__What you will do__. The records below must be transcribed exactly. Do not include the pictures.
========================================================================
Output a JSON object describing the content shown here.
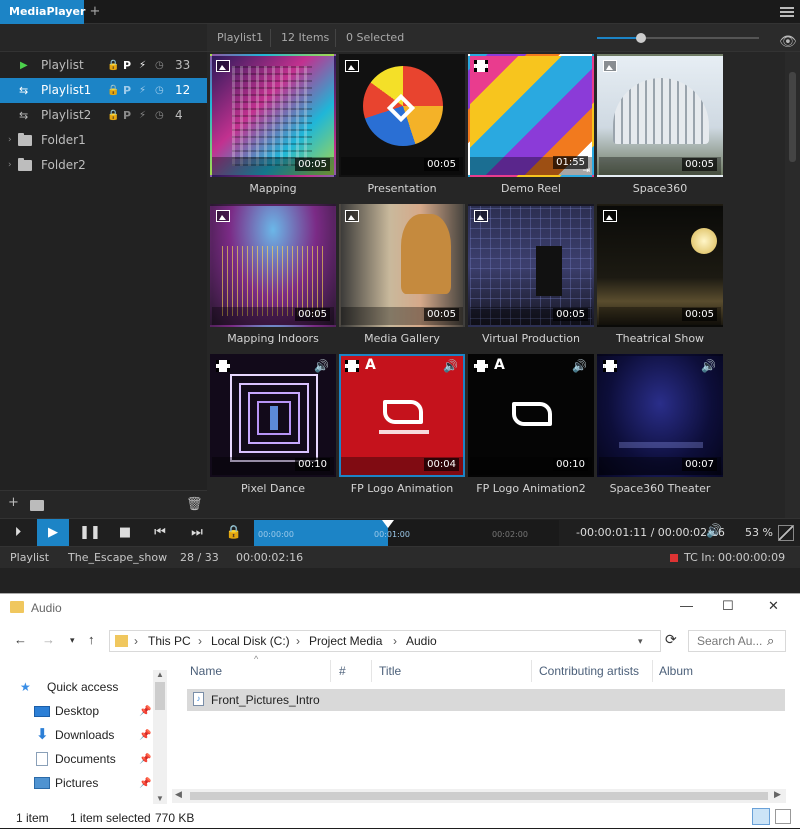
{
  "mediaplayer": {
    "tab_title": "MediaPlayer",
    "tab_add": "+",
    "playlists": [
      {
        "label": "Playlist",
        "lock": "🔒",
        "p": "P",
        "count": "33"
      },
      {
        "label": "Playlist1",
        "lock": "🔒",
        "p": "P",
        "count": "12"
      },
      {
        "label": "Playlist2",
        "lock": "🔒",
        "p": "P",
        "count": "4"
      }
    ],
    "folders": [
      {
        "label": "Folder1"
      },
      {
        "label": "Folder2"
      }
    ],
    "sidebar_add": "+",
    "grid_header": {
      "playlist": "Playlist1",
      "items": "12 Items",
      "selected": "0 Selected",
      "thumb_size": 0.27
    },
    "tiles": [
      {
        "name": "Mapping",
        "duration": "00:05",
        "type": "image"
      },
      {
        "name": "Presentation",
        "duration": "00:05",
        "type": "image"
      },
      {
        "name": "Demo Reel",
        "duration": "01:55",
        "type": "video"
      },
      {
        "name": "Space360",
        "duration": "00:05",
        "type": "image"
      },
      {
        "name": "Mapping Indoors",
        "duration": "00:05",
        "type": "image"
      },
      {
        "name": "Media Gallery",
        "duration": "00:05",
        "type": "image"
      },
      {
        "name": "Virtual Production",
        "duration": "00:05",
        "type": "image"
      },
      {
        "name": "Theatrical Show",
        "duration": "00:05",
        "type": "image"
      },
      {
        "name": "Pixel Dance",
        "duration": "00:10",
        "type": "video"
      },
      {
        "name": "FP Logo Animation",
        "duration": "00:04",
        "type": "video",
        "alpha": "A"
      },
      {
        "name": "FP Logo Animation2",
        "duration": "00:10",
        "type": "video",
        "alpha": "A"
      },
      {
        "name": "Space360 Theater",
        "duration": "00:07",
        "type": "video"
      }
    ],
    "transport": {
      "tick1": "00:00:00",
      "tick2": "00:01:00",
      "tick3": "00:02:00",
      "time_readout": "-00:00:01:11 / 00:00:02:16",
      "volume": "53 %",
      "progress": 0.44
    },
    "status": {
      "playlist_label": "Playlist",
      "show": "The_Escape_show",
      "position": "28 / 33",
      "duration": "00:00:02:16",
      "tc_label": "TC In:",
      "tc_value": "00:00:00:09"
    }
  },
  "explorer": {
    "title": "Audio",
    "breadcrumb": [
      "This PC",
      "Local Disk (C:)",
      "Project Media",
      "Audio"
    ],
    "search_placeholder": "Search Au...",
    "nav": [
      {
        "label": "Quick access"
      },
      {
        "label": "Desktop"
      },
      {
        "label": "Downloads"
      },
      {
        "label": "Documents"
      },
      {
        "label": "Pictures"
      }
    ],
    "columns": [
      "Name",
      "#",
      "Title",
      "Contributing artists",
      "Album"
    ],
    "files": [
      {
        "name": "Front_Pictures_Intro"
      }
    ],
    "status_items": "1 item",
    "status_selected": "1 item selected",
    "status_size": "770 KB",
    "colors": {
      "accent": "#1c84c6",
      "folder": "#f0c75e"
    }
  }
}
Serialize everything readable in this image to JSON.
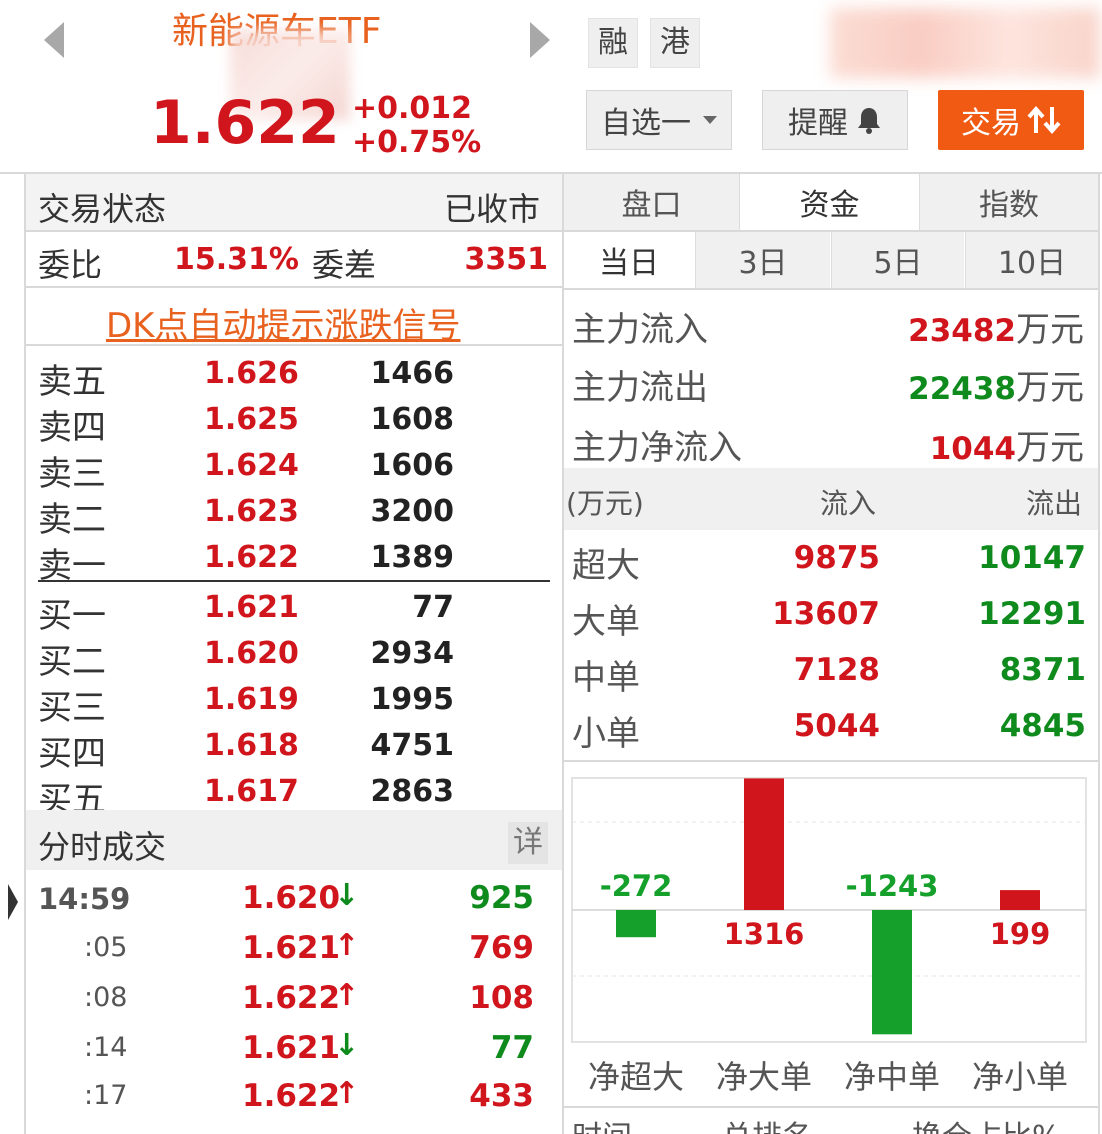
{
  "header": {
    "title": "新能源车ETF",
    "price": "1.622",
    "change": "+0.012",
    "change_pct": "+0.75%",
    "tag_margin": "融",
    "tag_hk": "港",
    "watchlist_label": "自选一",
    "alert_label": "提醒",
    "trade_label": "交易"
  },
  "status": {
    "label": "交易状态",
    "value": "已收市",
    "ratio_label": "委比",
    "ratio_value": "15.31%",
    "diff_label": "委差",
    "diff_value": "3351",
    "signal_link": "DK点自动提示涨跌信号"
  },
  "orderbook": {
    "asks": [
      {
        "name": "卖五",
        "price": "1.626",
        "vol": "1466"
      },
      {
        "name": "卖四",
        "price": "1.625",
        "vol": "1608"
      },
      {
        "name": "卖三",
        "price": "1.624",
        "vol": "1606"
      },
      {
        "name": "卖二",
        "price": "1.623",
        "vol": "3200"
      },
      {
        "name": "卖一",
        "price": "1.622",
        "vol": "1389"
      }
    ],
    "bids": [
      {
        "name": "买一",
        "price": "1.621",
        "vol": "77"
      },
      {
        "name": "买二",
        "price": "1.620",
        "vol": "2934"
      },
      {
        "name": "买三",
        "price": "1.619",
        "vol": "1995"
      },
      {
        "name": "买四",
        "price": "1.618",
        "vol": "4751"
      },
      {
        "name": "买五",
        "price": "1.617",
        "vol": "2863"
      }
    ]
  },
  "ticks": {
    "title": "分时成交",
    "detail": "详",
    "rows": [
      {
        "time": "14:59",
        "price": "1.620",
        "dir": "↓",
        "vol": "925",
        "color": "#0f8a1c"
      },
      {
        "time": ":05",
        "price": "1.621",
        "dir": "↑",
        "vol": "769",
        "color": "#d0161c"
      },
      {
        "time": ":08",
        "price": "1.622",
        "dir": "↑",
        "vol": "108",
        "color": "#d0161c"
      },
      {
        "time": ":14",
        "price": "1.621",
        "dir": "↓",
        "vol": "77",
        "color": "#0f8a1c"
      },
      {
        "time": ":17",
        "price": "1.622",
        "dir": "↑",
        "vol": "433",
        "color": "#d0161c"
      }
    ]
  },
  "tabs": {
    "main": [
      "盘口",
      "资金",
      "指数"
    ],
    "period": [
      "当日",
      "3日",
      "5日",
      "10日"
    ]
  },
  "fundflow": {
    "inflow_label": "主力流入",
    "inflow_value": "23482",
    "outflow_label": "主力流出",
    "outflow_value": "22438",
    "net_label": "主力净流入",
    "net_value": "1044",
    "unit": "万元",
    "table_unit": "(万元)",
    "col_in": "流入",
    "col_out": "流出",
    "rows": [
      {
        "name": "超大",
        "in": "9875",
        "out": "10147"
      },
      {
        "name": "大单",
        "in": "13607",
        "out": "12291"
      },
      {
        "name": "中单",
        "in": "7128",
        "out": "8371"
      },
      {
        "name": "小单",
        "in": "5044",
        "out": "4845"
      }
    ]
  },
  "footer_cols": [
    "时间",
    "总排名",
    "换仓占比%"
  ],
  "chart_data": {
    "type": "bar",
    "categories": [
      "净超大",
      "净大单",
      "净中单",
      "净小单"
    ],
    "values": [
      -272,
      1316,
      -1243,
      199
    ],
    "colors": {
      "positive": "#d0161c",
      "negative": "#14a02a"
    }
  }
}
========================================================================
__Solution__.
Output a JSON object describing the content shown here.
{
  "mediaplayer": {
    "tab_title": "MediaPlayer",
    "tab_add": "+",
    "playlists": [
      {
        "label": "Playlist",
        "lock": "🔒",
        "p": "P",
        "count": "33"
      },
      {
        "label": "Playlist1",
        "lock": "🔒",
        "p": "P",
        "count": "12"
      },
      {
        "label": "Playlist2",
        "lock": "🔒",
        "p": "P",
        "count": "4"
      }
    ],
    "folders": [
      {
        "label": "Folder1"
      },
      {
        "label": "Folder2"
      }
    ],
    "sidebar_add": "+",
    "grid_header": {
      "playlist": "Playlist1",
      "items": "12 Items",
      "selected": "0 Selected",
      "thumb_size": 0.27
    },
    "tiles": [
      {
        "name": "Mapping",
        "duration": "00:05",
        "type": "image"
      },
      {
        "name": "Presentation",
        "duration": "00:05",
        "type": "image"
      },
      {
        "name": "Demo Reel",
        "duration": "01:55",
        "type": "video"
      },
      {
        "name": "Space360",
        "duration": "00:05",
        "type": "image"
      },
      {
        "name": "Mapping Indoors",
        "duration": "00:05",
        "type": "image"
      },
      {
        "name": "Media Gallery",
        "duration": "00:05",
        "type": "image"
      },
      {
        "name": "Virtual Production",
        "duration": "00:05",
        "type": "image"
      },
      {
        "name": "Theatrical Show",
        "duration": "00:05",
        "type": "image"
      },
      {
        "name": "Pixel Dance",
        "duration": "00:10",
        "type": "video"
      },
      {
        "name": "FP Logo Animation",
        "duration": "00:04",
        "type": "video",
        "alpha": "A"
      },
      {
        "name": "FP Logo Animation2",
        "duration": "00:10",
        "type": "video",
        "alpha": "A"
      },
      {
        "name": "Space360 Theater",
        "duration": "00:07",
        "type": "video"
      }
    ],
    "transport": {
      "tick1": "00:00:00",
      "tick2": "00:01:00",
      "tick3": "00:02:00",
      "time_readout": "-00:00:01:11 / 00:00:02:16",
      "volume": "53 %",
      "progress": 0.44
    },
    "status": {
      "playlist_label": "Playlist",
      "show": "The_Escape_show",
      "position": "28 / 33",
      "duration": "00:00:02:16",
      "tc_label": "TC In:",
      "tc_value": "00:00:00:09"
    }
  },
  "explorer": {
    "title": "Audio",
    "breadcrumb": [
      "This PC",
      "Local Disk (C:)",
      "Project Media",
      "Audio"
    ],
    "search_placeholder": "Search Au...",
    "nav": [
      {
        "label": "Quick access"
      },
      {
        "label": "Desktop"
      },
      {
        "label": "Downloads"
      },
      {
        "label": "Documents"
      },
      {
        "label": "Pictures"
      }
    ],
    "columns": [
      "Name",
      "#",
      "Title",
      "Contributing artists",
      "Album"
    ],
    "files": [
      {
        "name": "Front_Pictures_Intro"
      }
    ],
    "status_items": "1 item",
    "status_selected": "1 item selected",
    "status_size": "770 KB",
    "colors": {
      "accent": "#1c84c6",
      "folder": "#f0c75e"
    }
  }
}
Serialize everything readable in this image to JSON.
{
  "header": {
    "title": "新能源车ETF",
    "price": "1.622",
    "change": "+0.012",
    "change_pct": "+0.75%",
    "tag_margin": "融",
    "tag_hk": "港",
    "watchlist_label": "自选一",
    "alert_label": "提醒",
    "trade_label": "交易"
  },
  "status": {
    "label": "交易状态",
    "value": "已收市",
    "ratio_label": "委比",
    "ratio_value": "15.31%",
    "diff_label": "委差",
    "diff_value": "3351",
    "signal_link": "DK点自动提示涨跌信号"
  },
  "orderbook": {
    "asks": [
      {
        "name": "卖五",
        "price": "1.626",
        "vol": "1466"
      },
      {
        "name": "卖四",
        "price": "1.625",
        "vol": "1608"
      },
      {
        "name": "卖三",
        "price": "1.624",
        "vol": "1606"
      },
      {
        "name": "卖二",
        "price": "1.623",
        "vol": "3200"
      },
      {
        "name": "卖一",
        "price": "1.622",
        "vol": "1389"
      }
    ],
    "bids": [
      {
        "name": "买一",
        "price": "1.621",
        "vol": "77"
      },
      {
        "name": "买二",
        "price": "1.620",
        "vol": "2934"
      },
      {
        "name": "买三",
        "price": "1.619",
        "vol": "1995"
      },
      {
        "name": "买四",
        "price": "1.618",
        "vol": "4751"
      },
      {
        "name": "买五",
        "price": "1.617",
        "vol": "2863"
      }
    ]
  },
  "ticks": {
    "title": "分时成交",
    "detail": "详",
    "rows": [
      {
        "time": "14:59",
        "price": "1.620",
        "dir": "↓",
        "vol": "925",
        "color": "#0f8a1c"
      },
      {
        "time": ":05",
        "price": "1.621",
        "dir": "↑",
        "vol": "769",
        "color": "#d0161c"
      },
      {
        "time": ":08",
        "price": "1.622",
        "dir": "↑",
        "vol": "108",
        "color": "#d0161c"
      },
      {
        "time": ":14",
        "price": "1.621",
        "dir": "↓",
        "vol": "77",
        "color": "#0f8a1c"
      },
      {
        "time": ":17",
        "price": "1.622",
        "dir": "↑",
        "vol": "433",
        "color": "#d0161c"
      }
    ]
  },
  "tabs": {
    "main": [
      "盘口",
      "资金",
      "指数"
    ],
    "period": [
      "当日",
      "3日",
      "5日",
      "10日"
    ]
  },
  "fundflow": {
    "inflow_label": "主力流入",
    "inflow_value": "23482",
    "outflow_label": "主力流出",
    "outflow_value": "22438",
    "net_label": "主力净流入",
    "net_value": "1044",
    "unit": "万元",
    "table_unit": "(万元)",
    "col_in": "流入",
    "col_out": "流出",
    "rows": [
      {
        "name": "超大",
        "in": "9875",
        "out": "10147"
      },
      {
        "name": "大单",
        "in": "13607",
        "out": "12291"
      },
      {
        "name": "中单",
        "in": "7128",
        "out": "8371"
      },
      {
        "name": "小单",
        "in": "5044",
        "out": "4845"
      }
    ]
  },
  "footer_cols": [
    "时间",
    "总排名",
    "换仓占比%"
  ],
  "chart_data": {
    "type": "bar",
    "categories": [
      "净超大",
      "净大单",
      "净中单",
      "净小单"
    ],
    "values": [
      -272,
      1316,
      -1243,
      199
    ],
    "colors": {
      "positive": "#d0161c",
      "negative": "#14a02a"
    }
  }
}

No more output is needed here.